### [WRITTEN REQUEST]
Transcribe the records below exactly.
-- start of MATERIAL SHOWN --
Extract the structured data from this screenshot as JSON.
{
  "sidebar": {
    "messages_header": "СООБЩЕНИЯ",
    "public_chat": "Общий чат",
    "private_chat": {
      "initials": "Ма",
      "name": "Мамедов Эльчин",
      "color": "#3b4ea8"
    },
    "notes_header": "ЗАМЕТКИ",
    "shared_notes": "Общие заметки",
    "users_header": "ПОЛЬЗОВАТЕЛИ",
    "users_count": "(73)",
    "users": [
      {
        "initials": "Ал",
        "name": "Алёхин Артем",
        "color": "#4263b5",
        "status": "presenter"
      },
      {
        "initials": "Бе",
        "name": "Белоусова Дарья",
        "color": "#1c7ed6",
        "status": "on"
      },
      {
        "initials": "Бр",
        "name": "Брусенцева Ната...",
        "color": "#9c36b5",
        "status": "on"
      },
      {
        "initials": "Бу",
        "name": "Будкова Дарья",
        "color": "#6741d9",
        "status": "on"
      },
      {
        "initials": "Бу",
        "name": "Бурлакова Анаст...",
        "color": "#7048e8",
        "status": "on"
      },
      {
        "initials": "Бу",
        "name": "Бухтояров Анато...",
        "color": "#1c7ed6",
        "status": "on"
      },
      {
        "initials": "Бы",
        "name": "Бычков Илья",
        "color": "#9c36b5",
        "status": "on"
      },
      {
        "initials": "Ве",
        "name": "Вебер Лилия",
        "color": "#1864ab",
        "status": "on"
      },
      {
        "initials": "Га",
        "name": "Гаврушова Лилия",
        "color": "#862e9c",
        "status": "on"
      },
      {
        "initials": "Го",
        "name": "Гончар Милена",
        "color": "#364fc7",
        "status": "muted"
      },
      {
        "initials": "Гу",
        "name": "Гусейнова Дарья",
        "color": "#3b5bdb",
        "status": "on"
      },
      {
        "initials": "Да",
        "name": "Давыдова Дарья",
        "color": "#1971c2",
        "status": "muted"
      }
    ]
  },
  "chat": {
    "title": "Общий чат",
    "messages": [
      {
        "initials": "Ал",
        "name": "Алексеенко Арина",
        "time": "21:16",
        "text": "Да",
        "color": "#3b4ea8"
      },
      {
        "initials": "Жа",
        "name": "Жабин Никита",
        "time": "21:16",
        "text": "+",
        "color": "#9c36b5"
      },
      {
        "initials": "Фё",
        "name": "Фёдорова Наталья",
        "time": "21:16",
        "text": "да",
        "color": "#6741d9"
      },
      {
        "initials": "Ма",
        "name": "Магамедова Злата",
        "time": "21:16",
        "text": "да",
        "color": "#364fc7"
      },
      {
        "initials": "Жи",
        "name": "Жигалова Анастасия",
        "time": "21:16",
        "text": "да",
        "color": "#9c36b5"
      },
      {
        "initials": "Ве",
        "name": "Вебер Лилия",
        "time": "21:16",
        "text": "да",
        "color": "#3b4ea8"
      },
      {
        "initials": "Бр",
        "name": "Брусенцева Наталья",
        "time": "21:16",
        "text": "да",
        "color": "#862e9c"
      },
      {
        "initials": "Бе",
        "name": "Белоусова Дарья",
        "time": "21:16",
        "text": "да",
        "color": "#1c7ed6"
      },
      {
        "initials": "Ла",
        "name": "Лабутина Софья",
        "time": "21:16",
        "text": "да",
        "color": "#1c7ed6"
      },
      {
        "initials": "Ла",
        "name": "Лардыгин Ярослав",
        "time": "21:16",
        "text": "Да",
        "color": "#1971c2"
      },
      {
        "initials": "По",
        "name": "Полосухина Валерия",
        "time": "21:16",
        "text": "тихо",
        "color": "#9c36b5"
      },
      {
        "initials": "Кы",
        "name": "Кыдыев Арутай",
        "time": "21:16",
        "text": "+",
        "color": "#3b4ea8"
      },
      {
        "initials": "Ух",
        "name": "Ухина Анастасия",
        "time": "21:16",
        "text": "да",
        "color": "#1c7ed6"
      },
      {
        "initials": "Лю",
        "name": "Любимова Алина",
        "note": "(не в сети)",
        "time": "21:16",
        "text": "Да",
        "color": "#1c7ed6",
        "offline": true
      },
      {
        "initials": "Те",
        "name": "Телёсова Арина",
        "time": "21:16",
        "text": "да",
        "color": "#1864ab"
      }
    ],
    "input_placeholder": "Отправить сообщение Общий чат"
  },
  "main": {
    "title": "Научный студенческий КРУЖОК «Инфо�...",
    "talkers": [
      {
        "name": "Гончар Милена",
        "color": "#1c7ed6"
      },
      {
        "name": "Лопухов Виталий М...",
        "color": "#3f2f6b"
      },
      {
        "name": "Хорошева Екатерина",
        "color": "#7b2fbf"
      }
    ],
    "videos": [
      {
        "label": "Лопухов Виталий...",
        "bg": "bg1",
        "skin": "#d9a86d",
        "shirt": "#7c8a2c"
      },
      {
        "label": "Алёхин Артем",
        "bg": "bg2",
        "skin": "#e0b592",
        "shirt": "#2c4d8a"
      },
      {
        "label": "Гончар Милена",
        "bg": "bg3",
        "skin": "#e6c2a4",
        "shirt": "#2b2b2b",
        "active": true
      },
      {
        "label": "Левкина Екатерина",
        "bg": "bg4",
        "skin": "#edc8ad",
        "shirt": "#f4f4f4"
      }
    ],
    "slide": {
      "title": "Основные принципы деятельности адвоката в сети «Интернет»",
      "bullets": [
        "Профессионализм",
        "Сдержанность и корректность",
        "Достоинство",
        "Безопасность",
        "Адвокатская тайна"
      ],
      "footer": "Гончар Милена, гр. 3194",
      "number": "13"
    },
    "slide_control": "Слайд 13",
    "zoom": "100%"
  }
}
-- end of MATERIAL SHOWN --
### [RESULT OF THE TASK]
Extract the structured data from this screenshot as JSON.
{
  "sidebar": {
    "messages_header": "СООБЩЕНИЯ",
    "public_chat": "Общий чат",
    "private_chat": {
      "initials": "Ма",
      "name": "Мамедов Эльчин",
      "color": "#3b4ea8"
    },
    "notes_header": "ЗАМЕТКИ",
    "shared_notes": "Общие заметки",
    "users_header": "ПОЛЬЗОВАТЕЛИ",
    "users_count": "(73)",
    "users": [
      {
        "initials": "Ал",
        "name": "Алёхин Артем",
        "color": "#4263b5",
        "status": "presenter"
      },
      {
        "initials": "Бе",
        "name": "Белоусова Дарья",
        "color": "#1c7ed6",
        "status": "on"
      },
      {
        "initials": "Бр",
        "name": "Брусенцева Ната...",
        "color": "#9c36b5",
        "status": "on"
      },
      {
        "initials": "Бу",
        "name": "Будкова Дарья",
        "color": "#6741d9",
        "status": "on"
      },
      {
        "initials": "Бу",
        "name": "Бурлакова Анаст...",
        "color": "#7048e8",
        "status": "on"
      },
      {
        "initials": "Бу",
        "name": "Бухтояров Анато...",
        "color": "#1c7ed6",
        "status": "on"
      },
      {
        "initials": "Бы",
        "name": "Бычков Илья",
        "color": "#9c36b5",
        "status": "on"
      },
      {
        "initials": "Ве",
        "name": "Вебер Лилия",
        "color": "#1864ab",
        "status": "on"
      },
      {
        "initials": "Га",
        "name": "Гаврушова Лилия",
        "color": "#862e9c",
        "status": "on"
      },
      {
        "initials": "Го",
        "name": "Гончар Милена",
        "color": "#364fc7",
        "status": "muted"
      },
      {
        "initials": "Гу",
        "name": "Гусейнова Дарья",
        "color": "#3b5bdb",
        "status": "on"
      },
      {
        "initials": "Да",
        "name": "Давыдова Дарья",
        "color": "#1971c2",
        "status": "muted"
      }
    ]
  },
  "chat": {
    "title": "Общий чат",
    "messages": [
      {
        "initials": "Ал",
        "name": "Алексеенко Арина",
        "time": "21:16",
        "text": "Да",
        "color": "#3b4ea8"
      },
      {
        "initials": "Жа",
        "name": "Жабин Никита",
        "time": "21:16",
        "text": "+",
        "color": "#9c36b5"
      },
      {
        "initials": "Фё",
        "name": "Фёдорова Наталья",
        "time": "21:16",
        "text": "да",
        "color": "#6741d9"
      },
      {
        "initials": "Ма",
        "name": "Магамедова Злата",
        "time": "21:16",
        "text": "да",
        "color": "#364fc7"
      },
      {
        "initials": "Жи",
        "name": "Жигалова Анастасия",
        "time": "21:16",
        "text": "да",
        "color": "#9c36b5"
      },
      {
        "initials": "Ве",
        "name": "Вебер Лилия",
        "time": "21:16",
        "text": "да",
        "color": "#3b4ea8"
      },
      {
        "initials": "Бр",
        "name": "Брусенцева Наталья",
        "time": "21:16",
        "text": "да",
        "color": "#862e9c"
      },
      {
        "initials": "Бе",
        "name": "Белоусова Дарья",
        "time": "21:16",
        "text": "да",
        "color": "#1c7ed6"
      },
      {
        "initials": "Ла",
        "name": "Лабутина Софья",
        "time": "21:16",
        "text": "да",
        "color": "#1c7ed6"
      },
      {
        "initials": "Ла",
        "name": "Лардыгин Ярослав",
        "time": "21:16",
        "text": "Да",
        "color": "#1971c2"
      },
      {
        "initials": "По",
        "name": "Полосухина Валерия",
        "time": "21:16",
        "text": "тихо",
        "color": "#9c36b5"
      },
      {
        "initials": "Кы",
        "name": "Кыдыев Арутай",
        "time": "21:16",
        "text": "+",
        "color": "#3b4ea8"
      },
      {
        "initials": "Ух",
        "name": "Ухина Анастасия",
        "time": "21:16",
        "text": "да",
        "color": "#1c7ed6"
      },
      {
        "initials": "Лю",
        "name": "Любимова Алина",
        "note": "(не в сети)",
        "time": "21:16",
        "text": "Да",
        "color": "#1c7ed6",
        "offline": true
      },
      {
        "initials": "Те",
        "name": "Телёсова Арина",
        "time": "21:16",
        "text": "да",
        "color": "#1864ab"
      }
    ],
    "input_placeholder": "Отправить сообщение Общий чат"
  },
  "main": {
    "title": "Научный студенческий КРУЖОК «Инфо�...",
    "talkers": [
      {
        "name": "Гончар Милена",
        "color": "#1c7ed6"
      },
      {
        "name": "Лопухов Виталий М...",
        "color": "#3f2f6b"
      },
      {
        "name": "Хорошева Екатерина",
        "color": "#7b2fbf"
      }
    ],
    "videos": [
      {
        "label": "Лопухов Виталий...",
        "bg": "bg1",
        "skin": "#d9a86d",
        "shirt": "#7c8a2c"
      },
      {
        "label": "Алёхин Артем",
        "bg": "bg2",
        "skin": "#e0b592",
        "shirt": "#2c4d8a"
      },
      {
        "label": "Гончар Милена",
        "bg": "bg3",
        "skin": "#e6c2a4",
        "shirt": "#2b2b2b",
        "active": true
      },
      {
        "label": "Левкина Екатерина",
        "bg": "bg4",
        "skin": "#edc8ad",
        "shirt": "#f4f4f4"
      }
    ],
    "slide": {
      "title": "Основные принципы деятельности адвоката в сети «Интернет»",
      "bullets": [
        "Профессионализм",
        "Сдержанность и корректность",
        "Достоинство",
        "Безопасность",
        "Адвокатская тайна"
      ],
      "footer": "Гончар Милена, гр. 3194",
      "number": "13"
    },
    "slide_control": "Слайд 13",
    "zoom": "100%"
  }
}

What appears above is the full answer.